STATED PROBLEM — Collect each line of the records that contains the string "task", and copy those lines in full.

LISTED RECORDS —

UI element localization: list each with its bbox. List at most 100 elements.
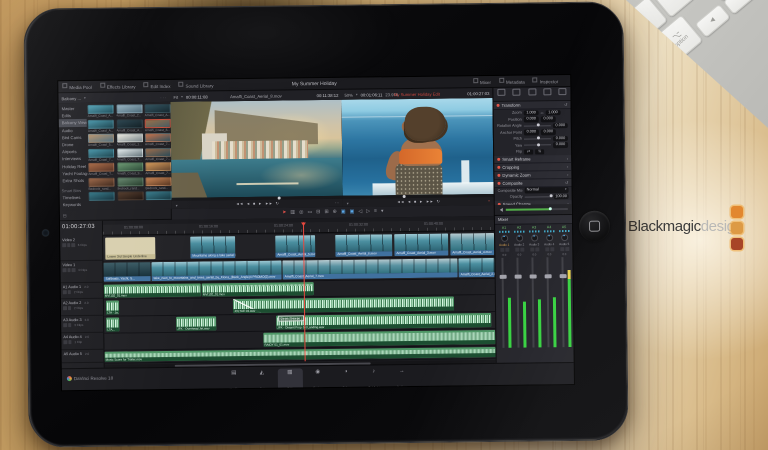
page-button[interactable]: ◭ Cut: [249, 369, 274, 391]
media-clip-thumbnail[interactable]: [89, 192, 115, 201]
flip-vertical-button[interactable]: ⇅: [535, 149, 544, 154]
audio-clip[interactable]: LTA - Ja...: [106, 301, 119, 315]
source-viewer[interactable]: [170, 100, 343, 198]
inspector-tab[interactable]: Image: [555, 87, 571, 100]
source-clip-name[interactable]: Amalfi_Coast_Aerial_8.mov: [170, 92, 341, 99]
source-gang-icon[interactable]: ▾: [176, 202, 178, 207]
speaker-icon[interactable]: [498, 208, 503, 212]
audio-clip[interactable]: LTA...: [106, 318, 119, 332]
track-header-audio1[interactable]: A1 Audio 1 2.0 2 Clips: [61, 284, 104, 300]
channel-fader[interactable]: [542, 257, 557, 349]
inspector-tab[interactable]: Transition: [540, 87, 556, 100]
enable-dot[interactable]: [497, 157, 500, 160]
enable-icon[interactable]: [67, 268, 71, 272]
transport-button[interactable]: ◄◄: [397, 198, 405, 206]
media-clip-thumbnail[interactable]: Amalfi_Coast_2...: [116, 104, 142, 117]
media-clip-thumbnail[interactable]: Amalfi_Coast_7...: [145, 147, 171, 160]
media-clip-thumbnail[interactable]: Amalfi_Coast_5...: [88, 134, 114, 147]
fader-handle[interactable]: [499, 275, 506, 279]
auto-select-icon[interactable]: [71, 243, 75, 247]
audio-clip[interactable]: JFK - Overhead Jet.wav: [176, 316, 216, 330]
media-clip-thumbnail[interactable]: Amalfi_Coast_8...: [145, 118, 171, 131]
media-clip-thumbnail[interactable]: Amalfi_Coast_T...: [117, 148, 143, 161]
yaw-slider[interactable]: [524, 144, 551, 145]
toolbar-icon[interactable]: ▷: [366, 206, 370, 217]
toolbar-icon[interactable]: ≡: [374, 206, 377, 217]
video-clip[interactable]: Amalfi_Coast_Aerial_5.mov: [275, 235, 315, 257]
solo-button[interactable]: [505, 248, 509, 252]
audio-clip[interactable]: MVI102_01.mov: [202, 282, 314, 296]
reset-icon[interactable]: ↺: [565, 180, 568, 185]
media-clip-thumbnail[interactable]: [146, 191, 172, 200]
toolbar-icon[interactable]: ➤: [282, 207, 286, 218]
solo-button[interactable]: [520, 248, 524, 252]
solo-icon[interactable]: [67, 290, 71, 294]
anchor-x-field[interactable]: 0.000: [524, 129, 539, 135]
solo-icon[interactable]: [67, 306, 71, 310]
pitch-field[interactable]: 0.000: [553, 136, 568, 142]
mute-button[interactable]: [500, 248, 504, 252]
toolbar-icon[interactable]: ⊞: [324, 207, 328, 218]
solo-button[interactable]: [550, 247, 554, 251]
media-clip-thumbnail[interactable]: [117, 191, 143, 200]
video-clip[interactable]: Amalfi_Coast_Aerial_2.mov: [458, 258, 494, 277]
enable-dot[interactable]: [497, 165, 500, 168]
link-icon[interactable]: ∞: [541, 110, 544, 115]
bin-item[interactable]: Extra Shots: [59, 177, 87, 185]
yaw-field[interactable]: 0.000: [553, 142, 568, 148]
pan-knob[interactable]: [516, 235, 523, 242]
audio-clip[interactable]: Classic Swoope...JFK - Distant Prop Jet …: [276, 313, 491, 330]
toolbar-icon[interactable]: ◎: [299, 207, 304, 218]
media-clip-thumbnail[interactable]: Amalfi_Coast_A...: [88, 119, 114, 132]
transport-button[interactable]: ↻: [276, 200, 279, 208]
pan-knob[interactable]: [531, 234, 538, 241]
pan-knob[interactable]: [546, 234, 553, 241]
pan-knob[interactable]: [501, 235, 508, 242]
enable-dot[interactable]: [497, 104, 500, 107]
mute-button[interactable]: [545, 247, 549, 251]
track-header-audio2[interactable]: A2 Audio 2 2.0 2 Clips: [61, 300, 104, 317]
transport-button[interactable]: ►►: [426, 198, 434, 206]
video-clip[interactable]: Sailboats, Yacht, S...: [103, 262, 150, 282]
mute-button[interactable]: [530, 247, 534, 251]
toolbar-icon[interactable]: ▣: [341, 207, 346, 218]
toolbar-icon[interactable]: ▣: [350, 207, 355, 218]
transport-button[interactable]: ■: [253, 200, 255, 208]
timeline-name[interactable]: My Summer Holiday Edit: [341, 90, 492, 97]
toolbar-icon[interactable]: ⊟: [316, 207, 320, 218]
media-clip-thumbnail[interactable]: Amalfi_Coast_1...: [116, 133, 142, 146]
track-header-audio3[interactable]: A3 Audio 3 2.0 3 Clips: [61, 317, 104, 334]
toolbar-icon[interactable]: ◁: [358, 207, 362, 218]
video-clip[interactable]: Amalfi_Coast_Aerial_3.mov: [394, 234, 448, 257]
media-clip-thumbnail[interactable]: Bedrock_rand...: [88, 177, 114, 190]
auto-select-icon[interactable]: [72, 268, 76, 272]
audio-clip[interactable]: Music Score for Trailer.mov: [105, 347, 496, 362]
track-header-video2[interactable]: Video 2 6 Clips: [60, 237, 103, 262]
video-clip[interactable]: Amalfi_Coast_Aerial_4.mov: [450, 233, 494, 256]
audio-clip[interactable]: MVI102_01.mov: [104, 284, 201, 298]
media-clip-thumbnail[interactable]: Amalfi_Coast_7...: [145, 133, 171, 146]
page-button[interactable]: ◑ Color: [333, 368, 358, 391]
media-pool-options-icon[interactable]: ···: [160, 94, 167, 99]
track-header-video1[interactable]: Video 1 4 Clips: [60, 262, 103, 284]
video-clip[interactable]: take_next_to_mountains_and_trees_aerial_…: [151, 261, 281, 282]
media-clip-thumbnail[interactable]: Bedrock_rand...: [145, 176, 171, 189]
toolbar-icon[interactable]: ▥: [290, 207, 295, 218]
enable-icon[interactable]: [67, 243, 71, 247]
toolbar-icon[interactable]: ▾: [381, 206, 384, 217]
fader-handle[interactable]: [544, 274, 551, 278]
solo-icon[interactable]: [68, 340, 72, 344]
zoom-y-field[interactable]: 1.000: [545, 110, 560, 116]
position-x-field[interactable]: 0.000: [524, 116, 539, 122]
toolbar-icon[interactable]: ⊕: [333, 207, 337, 218]
media-clip-thumbnail[interactable]: Amalfi_Coast_7...: [88, 148, 114, 161]
enable-dot[interactable]: [497, 173, 500, 176]
opacity-field[interactable]: 100.00: [554, 194, 569, 200]
solo-button[interactable]: [565, 247, 569, 251]
toolbar-icon[interactable]: ▭: [307, 207, 312, 218]
solo-button[interactable]: [535, 247, 539, 251]
page-button[interactable]: ♪ Fairlight: [361, 367, 386, 390]
reset-icon[interactable]: ↺: [564, 102, 567, 107]
opacity-slider[interactable]: [525, 196, 552, 197]
video-clip[interactable]: Amalfi_Coast_Aerial_7.mov: [282, 258, 457, 279]
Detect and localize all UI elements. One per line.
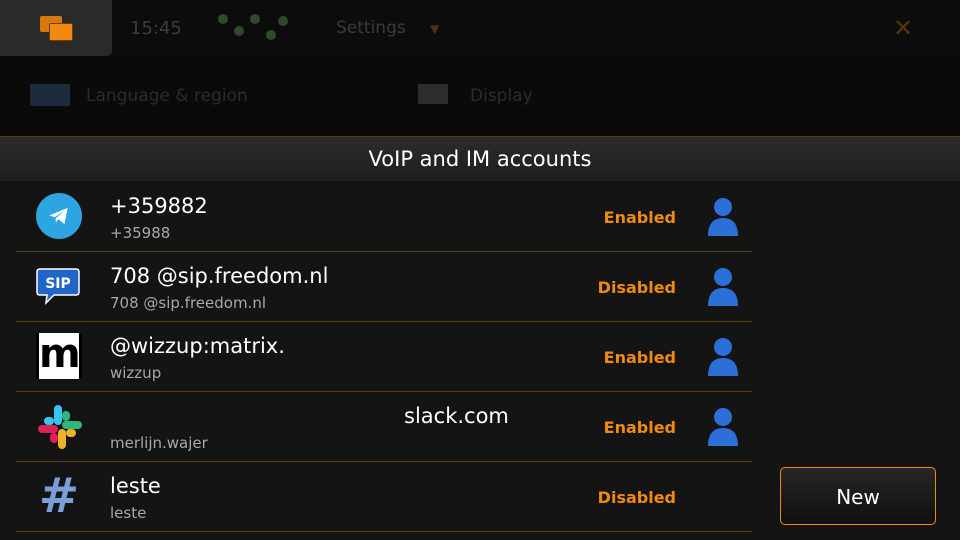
account-status: Disabled	[597, 278, 676, 297]
status-title: Settings	[336, 18, 406, 38]
status-bar: 15:45 Settings ▼ ✕	[0, 0, 960, 56]
account-row[interactable]: m @wizzup:matrix. wizzup Enabled	[16, 322, 752, 392]
account-name: leste	[110, 474, 161, 498]
account-id: merlijn.wajer	[110, 434, 208, 452]
account-name: slack.com	[404, 404, 509, 428]
account-status: Enabled	[603, 418, 676, 437]
account-row[interactable]: # leste leste Disabled	[16, 462, 752, 532]
matrix-icon: m	[36, 333, 82, 379]
slack-icon	[38, 405, 82, 449]
svg-text:SIP: SIP	[45, 276, 71, 292]
chevron-down-icon: ▼	[430, 22, 440, 36]
account-id: leste	[110, 504, 147, 522]
display-icon	[418, 84, 448, 104]
account-row[interactable]: +359882 +35988 Enabled	[16, 182, 752, 252]
language-icon	[30, 84, 70, 106]
settings-item-language: Language & region	[86, 86, 248, 106]
account-name: 708 @sip.freedom.nl	[110, 264, 329, 288]
slack-icon-wrap	[36, 403, 84, 451]
account-row[interactable]: SIP 708 @sip.freedom.nl 708 @sip.freedom…	[16, 252, 752, 322]
sip-icon: SIP	[36, 268, 80, 306]
dialog-title: VoIP and IM accounts	[0, 137, 960, 181]
task-switcher-icon-front	[49, 23, 73, 41]
account-status: Enabled	[603, 208, 676, 227]
irc-hash-icon: #	[38, 468, 80, 524]
account-id: +35988	[110, 224, 171, 242]
task-switcher-button[interactable]	[0, 0, 112, 56]
matrix-icon-wrap: m	[36, 333, 84, 381]
settings-item-display: Display	[470, 86, 533, 106]
contact-icon[interactable]	[706, 196, 740, 238]
account-status: Enabled	[603, 348, 676, 367]
contact-icon[interactable]	[706, 406, 740, 448]
account-id: wizzup	[110, 364, 162, 382]
telegram-icon-wrap	[36, 193, 84, 241]
status-indicators-icon	[212, 10, 292, 46]
accounts-list: +359882 +35988 Enabled SIP 708 @sip.free…	[16, 182, 752, 532]
irc-icon-wrap: #	[36, 468, 84, 524]
contact-icon[interactable]	[706, 336, 740, 378]
account-id: 708 @sip.freedom.nl	[110, 294, 266, 312]
sip-icon-wrap: SIP	[36, 263, 84, 311]
status-time: 15:45	[130, 18, 182, 39]
account-name: +359882	[110, 194, 208, 218]
account-row[interactable]: slack.com merlijn.wajer Enabled	[16, 392, 752, 462]
telegram-icon	[36, 193, 82, 239]
account-status: Disabled	[597, 488, 676, 507]
settings-background-row: Language & region Display	[0, 56, 960, 137]
new-account-button[interactable]: New	[780, 467, 936, 525]
contact-icon[interactable]	[706, 266, 740, 308]
close-icon: ✕	[893, 14, 914, 42]
account-name: @wizzup:matrix.	[110, 334, 285, 358]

ANSWER TO THE PROBLEM —
task-switcher-icon-front	[49, 23, 73, 41]
task-switcher-button[interactable]	[0, 0, 112, 56]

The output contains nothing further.